[Dataset entries on figures]
# # #
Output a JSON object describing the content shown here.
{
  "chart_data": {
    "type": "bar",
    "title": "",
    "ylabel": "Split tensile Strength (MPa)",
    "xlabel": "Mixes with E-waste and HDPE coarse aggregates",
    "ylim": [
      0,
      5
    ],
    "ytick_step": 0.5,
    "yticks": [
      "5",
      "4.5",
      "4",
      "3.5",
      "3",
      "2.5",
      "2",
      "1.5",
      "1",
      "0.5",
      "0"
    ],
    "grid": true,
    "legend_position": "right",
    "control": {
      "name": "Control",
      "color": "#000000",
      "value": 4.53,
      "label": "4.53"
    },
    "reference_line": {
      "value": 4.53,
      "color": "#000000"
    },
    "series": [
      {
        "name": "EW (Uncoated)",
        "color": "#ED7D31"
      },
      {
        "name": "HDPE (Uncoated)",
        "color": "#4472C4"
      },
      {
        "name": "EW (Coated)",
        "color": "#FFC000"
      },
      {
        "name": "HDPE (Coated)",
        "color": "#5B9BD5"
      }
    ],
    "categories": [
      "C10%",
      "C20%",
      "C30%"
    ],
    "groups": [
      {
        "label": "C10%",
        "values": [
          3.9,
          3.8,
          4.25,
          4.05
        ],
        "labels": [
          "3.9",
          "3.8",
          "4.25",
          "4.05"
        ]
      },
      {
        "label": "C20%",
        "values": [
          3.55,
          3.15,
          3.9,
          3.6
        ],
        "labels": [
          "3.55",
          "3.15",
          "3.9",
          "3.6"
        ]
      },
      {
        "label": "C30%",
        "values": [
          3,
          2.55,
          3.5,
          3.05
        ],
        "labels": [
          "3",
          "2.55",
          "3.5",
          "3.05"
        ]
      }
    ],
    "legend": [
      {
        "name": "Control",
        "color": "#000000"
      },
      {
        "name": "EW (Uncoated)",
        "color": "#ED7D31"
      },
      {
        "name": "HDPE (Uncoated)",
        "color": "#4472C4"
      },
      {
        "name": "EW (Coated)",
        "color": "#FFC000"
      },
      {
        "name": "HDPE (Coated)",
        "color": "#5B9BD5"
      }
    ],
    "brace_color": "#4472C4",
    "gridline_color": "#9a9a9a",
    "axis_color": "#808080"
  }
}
# # #
Restate all of the entries above precisely.

Output a JSON object describing the content shown here.
{
  "chart_data": {
    "type": "bar",
    "title": "",
    "ylabel": "Split tensile Strength (MPa)",
    "xlabel": "Mixes with E-waste and HDPE coarse aggregates",
    "ylim": [
      0,
      5
    ],
    "ytick_step": 0.5,
    "yticks": [
      "5",
      "4.5",
      "4",
      "3.5",
      "3",
      "2.5",
      "2",
      "1.5",
      "1",
      "0.5",
      "0"
    ],
    "grid": true,
    "legend_position": "right",
    "control": {
      "name": "Control",
      "color": "#000000",
      "value": 4.53,
      "label": "4.53"
    },
    "reference_line": {
      "value": 4.53,
      "color": "#000000"
    },
    "series": [
      {
        "name": "EW (Uncoated)",
        "color": "#ED7D31"
      },
      {
        "name": "HDPE (Uncoated)",
        "color": "#4472C4"
      },
      {
        "name": "EW (Coated)",
        "color": "#FFC000"
      },
      {
        "name": "HDPE (Coated)",
        "color": "#5B9BD5"
      }
    ],
    "categories": [
      "C10%",
      "C20%",
      "C30%"
    ],
    "groups": [
      {
        "label": "C10%",
        "values": [
          3.9,
          3.8,
          4.25,
          4.05
        ],
        "labels": [
          "3.9",
          "3.8",
          "4.25",
          "4.05"
        ]
      },
      {
        "label": "C20%",
        "values": [
          3.55,
          3.15,
          3.9,
          3.6
        ],
        "labels": [
          "3.55",
          "3.15",
          "3.9",
          "3.6"
        ]
      },
      {
        "label": "C30%",
        "values": [
          3,
          2.55,
          3.5,
          3.05
        ],
        "labels": [
          "3",
          "2.55",
          "3.5",
          "3.05"
        ]
      }
    ],
    "legend": [
      {
        "name": "Control",
        "color": "#000000"
      },
      {
        "name": "EW (Uncoated)",
        "color": "#ED7D31"
      },
      {
        "name": "HDPE (Uncoated)",
        "color": "#4472C4"
      },
      {
        "name": "EW (Coated)",
        "color": "#FFC000"
      },
      {
        "name": "HDPE (Coated)",
        "color": "#5B9BD5"
      }
    ],
    "brace_color": "#4472C4",
    "gridline_color": "#9a9a9a",
    "axis_color": "#808080"
  }
}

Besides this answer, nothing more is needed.